▸ **Set problem**
Copy every entry precisely.

──────── Data supplied

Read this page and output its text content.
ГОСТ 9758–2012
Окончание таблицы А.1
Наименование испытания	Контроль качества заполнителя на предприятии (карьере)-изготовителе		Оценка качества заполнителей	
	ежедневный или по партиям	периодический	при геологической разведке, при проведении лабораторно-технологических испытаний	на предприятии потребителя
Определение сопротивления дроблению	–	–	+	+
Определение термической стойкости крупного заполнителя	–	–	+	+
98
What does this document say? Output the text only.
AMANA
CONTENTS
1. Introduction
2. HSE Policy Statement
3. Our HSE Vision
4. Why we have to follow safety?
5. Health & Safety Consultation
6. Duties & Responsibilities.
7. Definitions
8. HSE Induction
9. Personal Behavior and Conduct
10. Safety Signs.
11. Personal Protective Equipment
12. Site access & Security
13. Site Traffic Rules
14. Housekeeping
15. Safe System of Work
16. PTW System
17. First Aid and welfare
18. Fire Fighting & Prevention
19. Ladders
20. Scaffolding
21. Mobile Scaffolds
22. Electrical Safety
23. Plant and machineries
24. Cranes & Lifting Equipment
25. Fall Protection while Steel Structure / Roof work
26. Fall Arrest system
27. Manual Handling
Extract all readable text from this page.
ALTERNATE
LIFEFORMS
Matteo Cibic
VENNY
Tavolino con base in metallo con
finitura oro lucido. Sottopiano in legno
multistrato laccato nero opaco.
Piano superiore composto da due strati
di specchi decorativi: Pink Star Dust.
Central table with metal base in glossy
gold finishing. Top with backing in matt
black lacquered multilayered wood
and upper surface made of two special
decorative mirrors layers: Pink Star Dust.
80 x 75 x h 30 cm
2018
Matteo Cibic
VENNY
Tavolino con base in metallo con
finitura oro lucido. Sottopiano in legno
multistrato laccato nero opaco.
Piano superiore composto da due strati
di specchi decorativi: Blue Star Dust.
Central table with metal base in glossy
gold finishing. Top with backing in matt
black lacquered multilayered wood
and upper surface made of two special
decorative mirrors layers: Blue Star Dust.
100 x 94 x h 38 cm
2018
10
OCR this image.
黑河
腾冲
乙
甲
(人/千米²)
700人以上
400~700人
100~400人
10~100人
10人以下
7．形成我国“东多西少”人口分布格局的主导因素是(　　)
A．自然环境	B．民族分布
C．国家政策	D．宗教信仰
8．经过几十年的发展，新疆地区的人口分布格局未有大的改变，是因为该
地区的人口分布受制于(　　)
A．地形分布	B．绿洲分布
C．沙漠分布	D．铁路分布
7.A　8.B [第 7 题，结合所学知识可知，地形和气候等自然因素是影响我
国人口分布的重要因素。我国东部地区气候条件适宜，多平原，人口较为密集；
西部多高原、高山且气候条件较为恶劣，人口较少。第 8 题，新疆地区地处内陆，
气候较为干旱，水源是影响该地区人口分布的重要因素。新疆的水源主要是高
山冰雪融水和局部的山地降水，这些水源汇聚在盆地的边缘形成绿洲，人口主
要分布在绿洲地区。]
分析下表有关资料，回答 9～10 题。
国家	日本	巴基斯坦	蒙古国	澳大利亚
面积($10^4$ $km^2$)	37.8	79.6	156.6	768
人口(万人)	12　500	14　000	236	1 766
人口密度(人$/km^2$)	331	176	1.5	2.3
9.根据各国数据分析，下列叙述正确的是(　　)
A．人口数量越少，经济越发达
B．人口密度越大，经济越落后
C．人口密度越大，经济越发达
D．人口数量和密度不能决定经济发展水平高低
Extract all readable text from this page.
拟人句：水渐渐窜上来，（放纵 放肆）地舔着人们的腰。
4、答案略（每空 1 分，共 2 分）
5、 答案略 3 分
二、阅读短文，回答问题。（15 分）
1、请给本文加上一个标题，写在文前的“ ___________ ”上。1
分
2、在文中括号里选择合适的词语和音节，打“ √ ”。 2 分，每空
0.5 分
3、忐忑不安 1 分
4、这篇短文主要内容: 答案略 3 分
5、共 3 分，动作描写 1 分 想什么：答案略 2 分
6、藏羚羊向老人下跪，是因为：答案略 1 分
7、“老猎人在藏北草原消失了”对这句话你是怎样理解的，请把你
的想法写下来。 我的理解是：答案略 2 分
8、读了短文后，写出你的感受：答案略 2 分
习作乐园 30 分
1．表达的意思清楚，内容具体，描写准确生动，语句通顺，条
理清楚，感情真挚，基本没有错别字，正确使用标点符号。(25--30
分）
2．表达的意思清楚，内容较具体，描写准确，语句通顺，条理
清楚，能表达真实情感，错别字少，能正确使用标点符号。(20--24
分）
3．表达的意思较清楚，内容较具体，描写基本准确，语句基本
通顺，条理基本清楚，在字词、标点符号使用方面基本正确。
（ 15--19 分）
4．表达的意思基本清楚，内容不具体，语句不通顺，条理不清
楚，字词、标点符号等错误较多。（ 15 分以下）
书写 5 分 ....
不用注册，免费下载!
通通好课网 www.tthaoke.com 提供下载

────────────────

▸ **Exercise response**
Read this page and output its text content.
ГОСТ 9758–2012
Окончание таблицы А.1
Наименование испытания	Контроль качества заполнителя на предприятии (карьере)-изготовителе		Оценка качества заполнителей	
	ежедневный или по партиям	периодический	при геологической разведке, при проведении лабораторно-технологических испытаний	на предприятии потребителя
Определение сопротивления дроблению	–	–	+	+
Определение термической стойкости крупного заполнителя	–	–	+	+
98
What does this document say? Output the text only.
AMANA
CONTENTS
1. Introduction
2. HSE Policy Statement
3. Our HSE Vision
4. Why we have to follow safety?
5. Health & Safety Consultation
6. Duties & Responsibilities.
7. Definitions
8. HSE Induction
9. Personal Behavior and Conduct
10. Safety Signs.
11. Personal Protective Equipment
12. Site access & Security
13. Site Traffic Rules
14. Housekeeping
15. Safe System of Work
16. PTW System
17. First Aid and welfare
18. Fire Fighting & Prevention
19. Ladders
20. Scaffolding
21. Mobile Scaffolds
22. Electrical Safety
23. Plant and machineries
24. Cranes & Lifting Equipment
25. Fall Protection while Steel Structure / Roof work
26. Fall Arrest system
27. Manual Handling
Extract all readable text from this page.
ALTERNATE
LIFEFORMS
Matteo Cibic
VENNY
Tavolino con base in metallo con
finitura oro lucido. Sottopiano in legno
multistrato laccato nero opaco.
Piano superiore composto da due strati
di specchi decorativi: Pink Star Dust.
Central table with metal base in glossy
gold finishing. Top with backing in matt
black lacquered multilayered wood
and upper surface made of two special
decorative mirrors layers: Pink Star Dust.
80 x 75 x h 30 cm
2018
Matteo Cibic
VENNY
Tavolino con base in metallo con
finitura oro lucido. Sottopiano in legno
multistrato laccato nero opaco.
Piano superiore composto da due strati
di specchi decorativi: Blue Star Dust.
Central table with metal base in glossy
gold finishing. Top with backing in matt
black lacquered multilayered wood
and upper surface made of two special
decorative mirrors layers: Blue Star Dust.
100 x 94 x h 38 cm
2018
10
OCR this image.
黑河
腾冲
乙
甲
(人/千米²)
700人以上
400~700人
100~400人
10~100人
10人以下
7．形成我国“东多西少”人口分布格局的主导因素是(　　)
A．自然环境	B．民族分布
C．国家政策	D．宗教信仰
8．经过几十年的发展，新疆地区的人口分布格局未有大的改变，是因为该
地区的人口分布受制于(　　)
A．地形分布	B．绿洲分布
C．沙漠分布	D．铁路分布
7.A　8.B [第 7 题，结合所学知识可知，地形和气候等自然因素是影响我
国人口分布的重要因素。我国东部地区气候条件适宜，多平原，人口较为密集；
西部多高原、高山且气候条件较为恶劣，人口较少。第 8 题，新疆地区地处内陆，
气候较为干旱，水源是影响该地区人口分布的重要因素。新疆的水源主要是高
山冰雪融水和局部的山地降水，这些水源汇聚在盆地的边缘形成绿洲，人口主
要分布在绿洲地区。]
分析下表有关资料，回答 9～10 题。
国家	日本	巴基斯坦	蒙古国	澳大利亚
面积($10^4$ $km^2$)	37.8	79.6	156.6	768
人口(万人)	12　500	14　000	236	1 766
人口密度(人$/km^2$)	331	176	1.5	2.3
9.根据各国数据分析，下列叙述正确的是(　　)
A．人口数量越少，经济越发达
B．人口密度越大，经济越落后
C．人口密度越大，经济越发达
D．人口数量和密度不能决定经济发展水平高低
Extract all readable text from this page.
拟人句：水渐渐窜上来，（放纵 放肆）地舔着人们的腰。
4、答案略（每空 1 分，共 2 分）
5、 答案略 3 分
二、阅读短文，回答问题。（15 分）
1、请给本文加上一个标题，写在文前的“ ___________ ”上。1
分
2、在文中括号里选择合适的词语和音节，打“ √ ”。 2 分，每空
0.5 分
3、忐忑不安 1 分
4、这篇短文主要内容: 答案略 3 分
5、共 3 分，动作描写 1 分 想什么：答案略 2 分
6、藏羚羊向老人下跪，是因为：答案略 1 分
7、“老猎人在藏北草原消失了”对这句话你是怎样理解的，请把你
的想法写下来。 我的理解是：答案略 2 分
8、读了短文后，写出你的感受：答案略 2 分
习作乐园 30 分
1．表达的意思清楚，内容具体，描写准确生动，语句通顺，条
理清楚，感情真挚，基本没有错别字，正确使用标点符号。(25--30
分）
2．表达的意思清楚，内容较具体，描写准确，语句通顺，条理
清楚，能表达真实情感，错别字少，能正确使用标点符号。(20--24
分）
3．表达的意思较清楚，内容较具体，描写基本准确，语句基本
通顺，条理基本清楚，在字词、标点符号使用方面基本正确。
（ 15--19 分）
4．表达的意思基本清楚，内容不具体，语句不通顺，条理不清
楚，字词、标点符号等错误较多。（ 15 分以下）
书写 5 分 ....
不用注册，免费下载!
通通好课网 www.tthaoke.com 提供下载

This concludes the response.